Data excerpts
◇ ◇ ◇ ◇ ◇
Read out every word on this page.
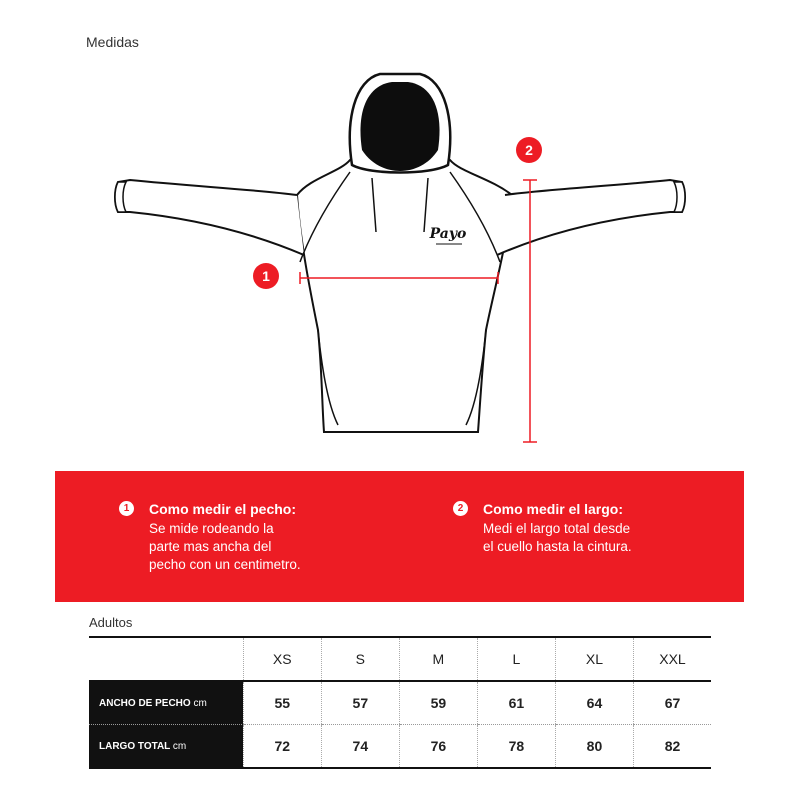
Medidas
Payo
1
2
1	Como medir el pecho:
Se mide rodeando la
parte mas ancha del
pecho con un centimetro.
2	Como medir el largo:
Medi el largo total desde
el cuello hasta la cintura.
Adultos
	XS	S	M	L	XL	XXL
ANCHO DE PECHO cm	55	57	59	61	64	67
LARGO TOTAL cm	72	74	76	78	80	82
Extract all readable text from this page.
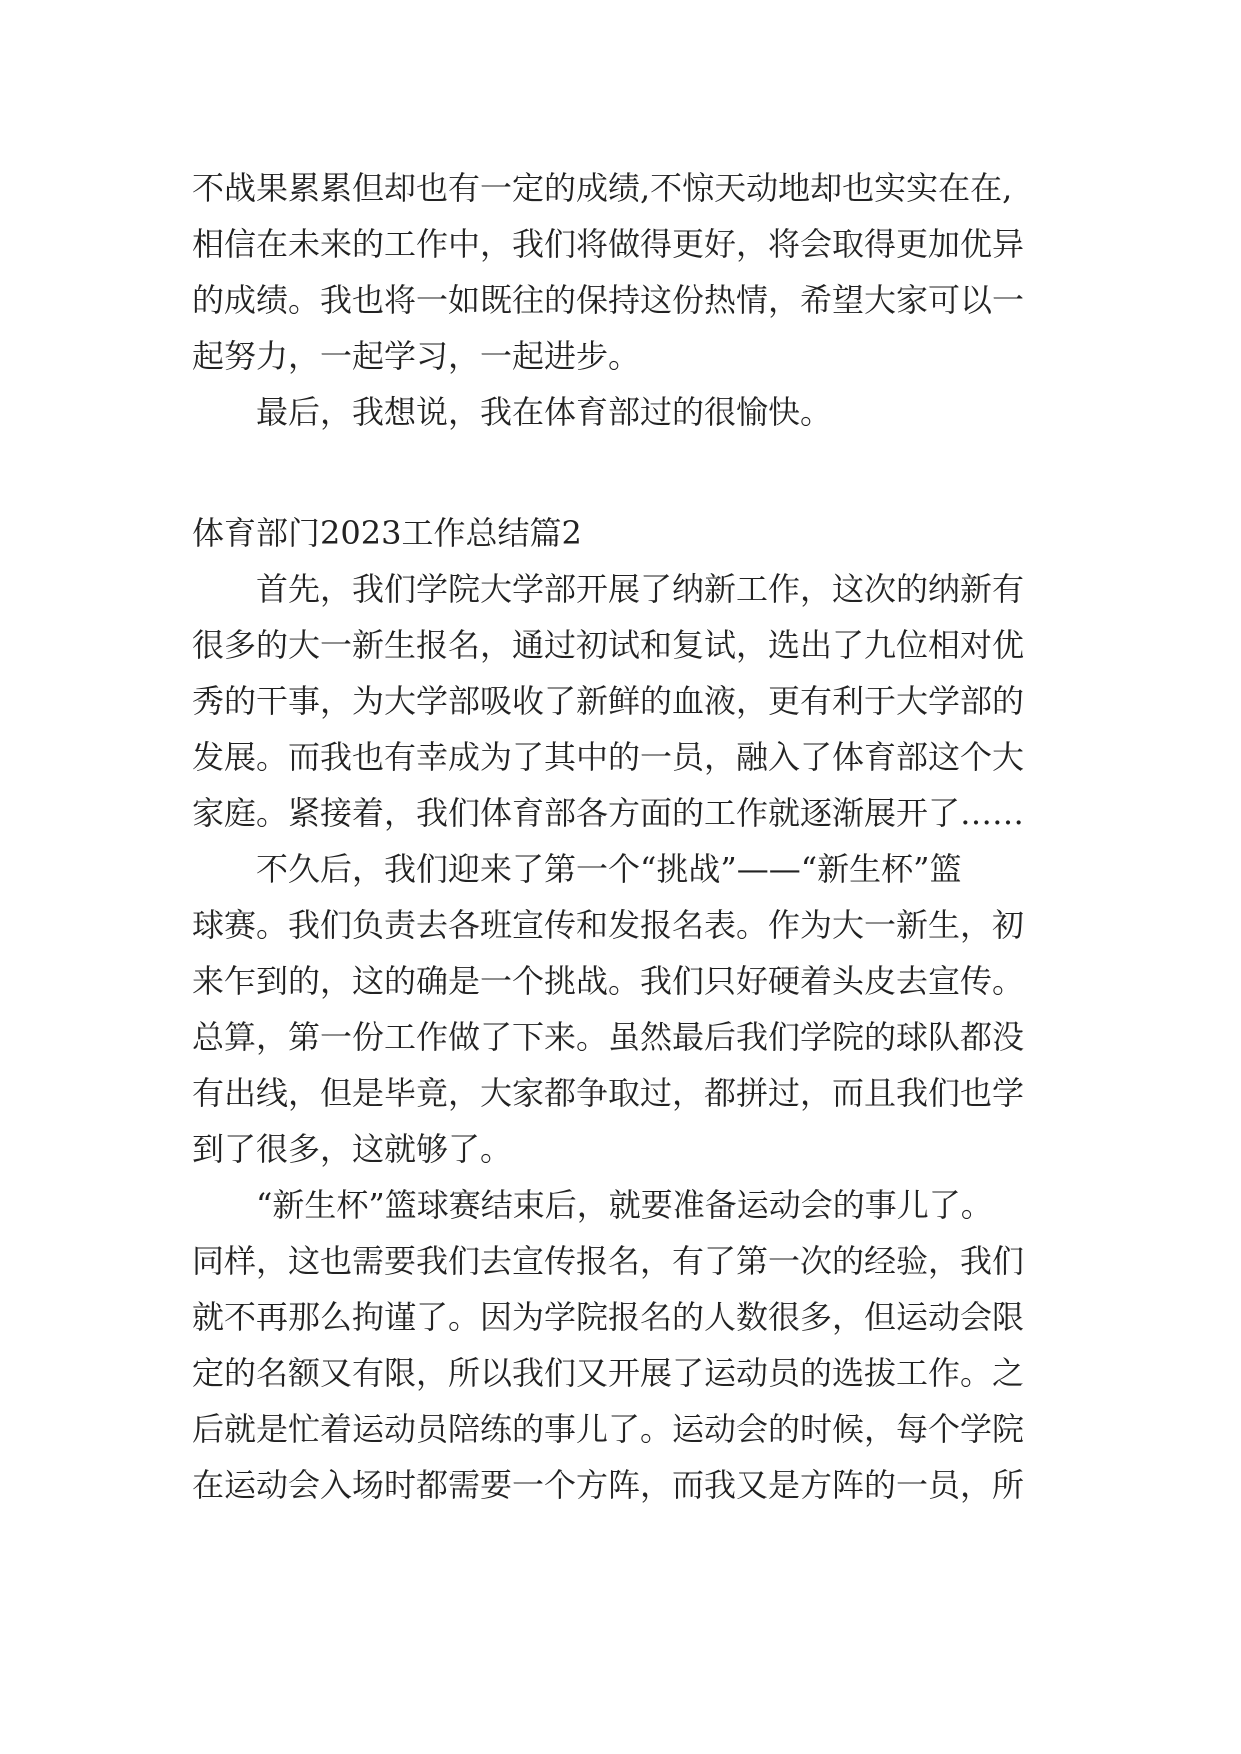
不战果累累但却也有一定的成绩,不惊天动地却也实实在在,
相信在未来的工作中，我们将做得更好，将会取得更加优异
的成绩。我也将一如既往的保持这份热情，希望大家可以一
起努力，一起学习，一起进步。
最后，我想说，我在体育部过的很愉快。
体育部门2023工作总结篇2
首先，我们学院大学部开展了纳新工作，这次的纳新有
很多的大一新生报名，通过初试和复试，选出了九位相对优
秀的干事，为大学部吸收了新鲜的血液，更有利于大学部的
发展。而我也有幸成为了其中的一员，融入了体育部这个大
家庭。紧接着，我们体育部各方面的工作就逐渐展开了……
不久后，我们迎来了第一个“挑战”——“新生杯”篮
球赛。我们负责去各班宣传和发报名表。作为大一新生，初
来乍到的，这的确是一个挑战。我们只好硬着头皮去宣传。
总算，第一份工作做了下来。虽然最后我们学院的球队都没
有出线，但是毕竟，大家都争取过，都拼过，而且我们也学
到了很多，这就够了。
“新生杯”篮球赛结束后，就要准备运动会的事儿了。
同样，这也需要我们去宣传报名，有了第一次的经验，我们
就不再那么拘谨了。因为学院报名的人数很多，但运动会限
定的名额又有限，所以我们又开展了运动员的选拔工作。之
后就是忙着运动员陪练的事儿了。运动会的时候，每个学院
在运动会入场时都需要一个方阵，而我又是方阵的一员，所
◇ ◇ ◇ ◇ ◇
- [Short problem]
Check each line of the entries for the string "page". Copy the lines that have it.

- [Exercise solution]
Read out every word on this page.
Extract all readable text from this page.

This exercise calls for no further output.